## DATA
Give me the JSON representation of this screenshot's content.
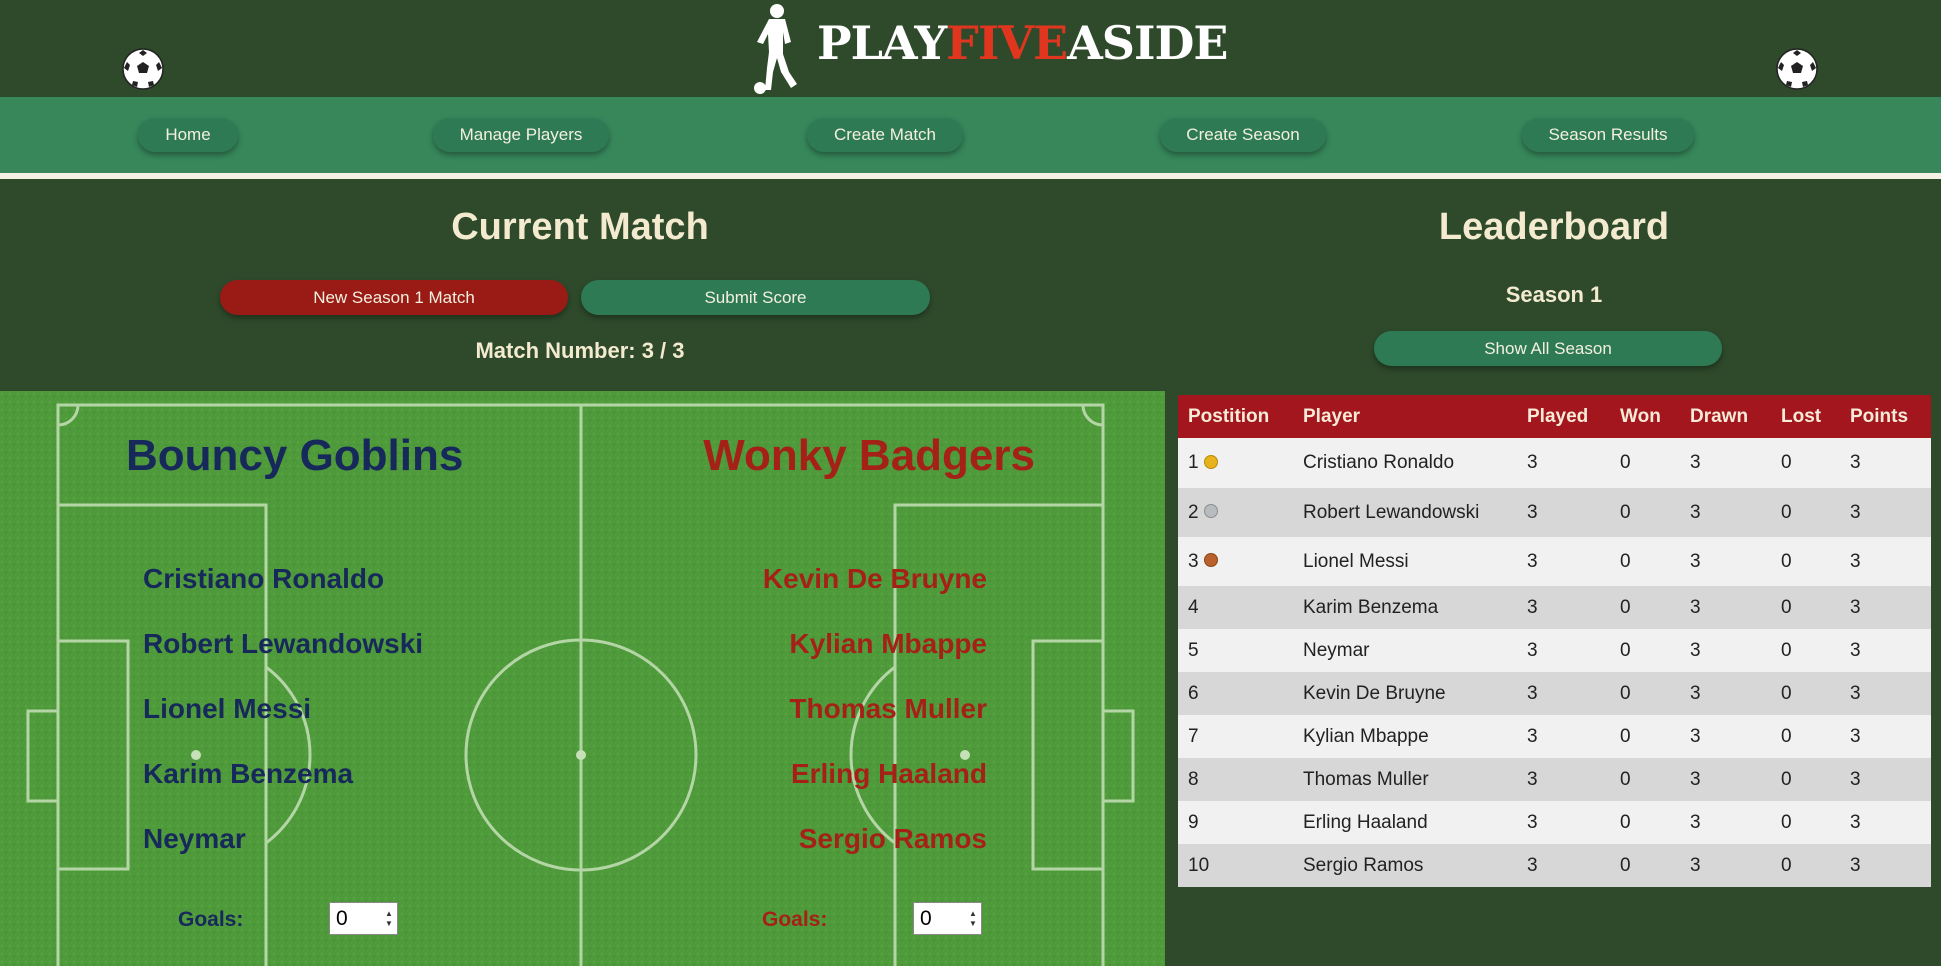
{
  "brand": {
    "part1": "PLAY",
    "part2": "FIVE",
    "part3": "ASIDE"
  },
  "nav": [
    {
      "label": "Home"
    },
    {
      "label": "Manage Players"
    },
    {
      "label": "Create Match"
    },
    {
      "label": "Create Season"
    },
    {
      "label": "Season Results"
    }
  ],
  "current_match": {
    "title": "Current Match",
    "new_match_label": "New Season 1 Match",
    "submit_label": "Submit Score",
    "match_number": "Match Number: 3 / 3"
  },
  "teams": {
    "home": {
      "name": "Bouncy Goblins",
      "players": [
        "Cristiano Ronaldo",
        "Robert Lewandowski",
        "Lionel Messi",
        "Karim Benzema",
        "Neymar"
      ],
      "goals_label": "Goals:",
      "goals": "0"
    },
    "away": {
      "name": "Wonky Badgers",
      "players": [
        "Kevin De Bruyne",
        "Kylian Mbappe",
        "Thomas Muller",
        "Erling Haaland",
        "Sergio Ramos"
      ],
      "goals_label": "Goals:",
      "goals": "0"
    }
  },
  "leaderboard": {
    "title": "Leaderboard",
    "season": "Season 1",
    "show_all_label": "Show All Season",
    "columns": [
      "Postition",
      "Player",
      "Played",
      "Won",
      "Drawn",
      "Lost",
      "Points"
    ],
    "rows": [
      {
        "pos": "1",
        "medal": "gold",
        "player": "Cristiano Ronaldo",
        "played": "3",
        "won": "0",
        "drawn": "3",
        "lost": "0",
        "points": "3"
      },
      {
        "pos": "2",
        "medal": "silver",
        "player": "Robert Lewandowski",
        "played": "3",
        "won": "0",
        "drawn": "3",
        "lost": "0",
        "points": "3"
      },
      {
        "pos": "3",
        "medal": "bronze",
        "player": "Lionel Messi",
        "played": "3",
        "won": "0",
        "drawn": "3",
        "lost": "0",
        "points": "3"
      },
      {
        "pos": "4",
        "medal": "",
        "player": "Karim Benzema",
        "played": "3",
        "won": "0",
        "drawn": "3",
        "lost": "0",
        "points": "3"
      },
      {
        "pos": "5",
        "medal": "",
        "player": "Neymar",
        "played": "3",
        "won": "0",
        "drawn": "3",
        "lost": "0",
        "points": "3"
      },
      {
        "pos": "6",
        "medal": "",
        "player": "Kevin De Bruyne",
        "played": "3",
        "won": "0",
        "drawn": "3",
        "lost": "0",
        "points": "3"
      },
      {
        "pos": "7",
        "medal": "",
        "player": "Kylian Mbappe",
        "played": "3",
        "won": "0",
        "drawn": "3",
        "lost": "0",
        "points": "3"
      },
      {
        "pos": "8",
        "medal": "",
        "player": "Thomas Muller",
        "played": "3",
        "won": "0",
        "drawn": "3",
        "lost": "0",
        "points": "3"
      },
      {
        "pos": "9",
        "medal": "",
        "player": "Erling Haaland",
        "played": "3",
        "won": "0",
        "drawn": "3",
        "lost": "0",
        "points": "3"
      },
      {
        "pos": "10",
        "medal": "",
        "player": "Sergio Ramos",
        "played": "3",
        "won": "0",
        "drawn": "3",
        "lost": "0",
        "points": "3"
      }
    ]
  },
  "colors": {
    "background": "#2e4a2b",
    "nav": "#37875b",
    "accent_red": "#9a1b16",
    "accent_green": "#2e7a55",
    "home_team": "#17285a",
    "away_team": "#a52118",
    "table_header": "#a3161d"
  },
  "icons": [
    "soccer-ball-icon",
    "player-silhouette-logo",
    "medal-gold-icon",
    "medal-silver-icon",
    "medal-bronze-icon"
  ]
}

## GOAL
Print every entry exactly as written, without the pictures.

## REPLY
Give me the JSON representation of this screenshot's content.
{
  "brand": {
    "part1": "PLAY",
    "part2": "FIVE",
    "part3": "ASIDE"
  },
  "nav": [
    {
      "label": "Home"
    },
    {
      "label": "Manage Players"
    },
    {
      "label": "Create Match"
    },
    {
      "label": "Create Season"
    },
    {
      "label": "Season Results"
    }
  ],
  "current_match": {
    "title": "Current Match",
    "new_match_label": "New Season 1 Match",
    "submit_label": "Submit Score",
    "match_number": "Match Number: 3 / 3"
  },
  "teams": {
    "home": {
      "name": "Bouncy Goblins",
      "players": [
        "Cristiano Ronaldo",
        "Robert Lewandowski",
        "Lionel Messi",
        "Karim Benzema",
        "Neymar"
      ],
      "goals_label": "Goals:",
      "goals": "0"
    },
    "away": {
      "name": "Wonky Badgers",
      "players": [
        "Kevin De Bruyne",
        "Kylian Mbappe",
        "Thomas Muller",
        "Erling Haaland",
        "Sergio Ramos"
      ],
      "goals_label": "Goals:",
      "goals": "0"
    }
  },
  "leaderboard": {
    "title": "Leaderboard",
    "season": "Season 1",
    "show_all_label": "Show All Season",
    "columns": [
      "Postition",
      "Player",
      "Played",
      "Won",
      "Drawn",
      "Lost",
      "Points"
    ],
    "rows": [
      {
        "pos": "1",
        "medal": "gold",
        "player": "Cristiano Ronaldo",
        "played": "3",
        "won": "0",
        "drawn": "3",
        "lost": "0",
        "points": "3"
      },
      {
        "pos": "2",
        "medal": "silver",
        "player": "Robert Lewandowski",
        "played": "3",
        "won": "0",
        "drawn": "3",
        "lost": "0",
        "points": "3"
      },
      {
        "pos": "3",
        "medal": "bronze",
        "player": "Lionel Messi",
        "played": "3",
        "won": "0",
        "drawn": "3",
        "lost": "0",
        "points": "3"
      },
      {
        "pos": "4",
        "medal": "",
        "player": "Karim Benzema",
        "played": "3",
        "won": "0",
        "drawn": "3",
        "lost": "0",
        "points": "3"
      },
      {
        "pos": "5",
        "medal": "",
        "player": "Neymar",
        "played": "3",
        "won": "0",
        "drawn": "3",
        "lost": "0",
        "points": "3"
      },
      {
        "pos": "6",
        "medal": "",
        "player": "Kevin De Bruyne",
        "played": "3",
        "won": "0",
        "drawn": "3",
        "lost": "0",
        "points": "3"
      },
      {
        "pos": "7",
        "medal": "",
        "player": "Kylian Mbappe",
        "played": "3",
        "won": "0",
        "drawn": "3",
        "lost": "0",
        "points": "3"
      },
      {
        "pos": "8",
        "medal": "",
        "player": "Thomas Muller",
        "played": "3",
        "won": "0",
        "drawn": "3",
        "lost": "0",
        "points": "3"
      },
      {
        "pos": "9",
        "medal": "",
        "player": "Erling Haaland",
        "played": "3",
        "won": "0",
        "drawn": "3",
        "lost": "0",
        "points": "3"
      },
      {
        "pos": "10",
        "medal": "",
        "player": "Sergio Ramos",
        "played": "3",
        "won": "0",
        "drawn": "3",
        "lost": "0",
        "points": "3"
      }
    ]
  },
  "colors": {
    "background": "#2e4a2b",
    "nav": "#37875b",
    "accent_red": "#9a1b16",
    "accent_green": "#2e7a55",
    "home_team": "#17285a",
    "away_team": "#a52118",
    "table_header": "#a3161d"
  },
  "icons": [
    "soccer-ball-icon",
    "player-silhouette-logo",
    "medal-gold-icon",
    "medal-silver-icon",
    "medal-bronze-icon"
  ]
}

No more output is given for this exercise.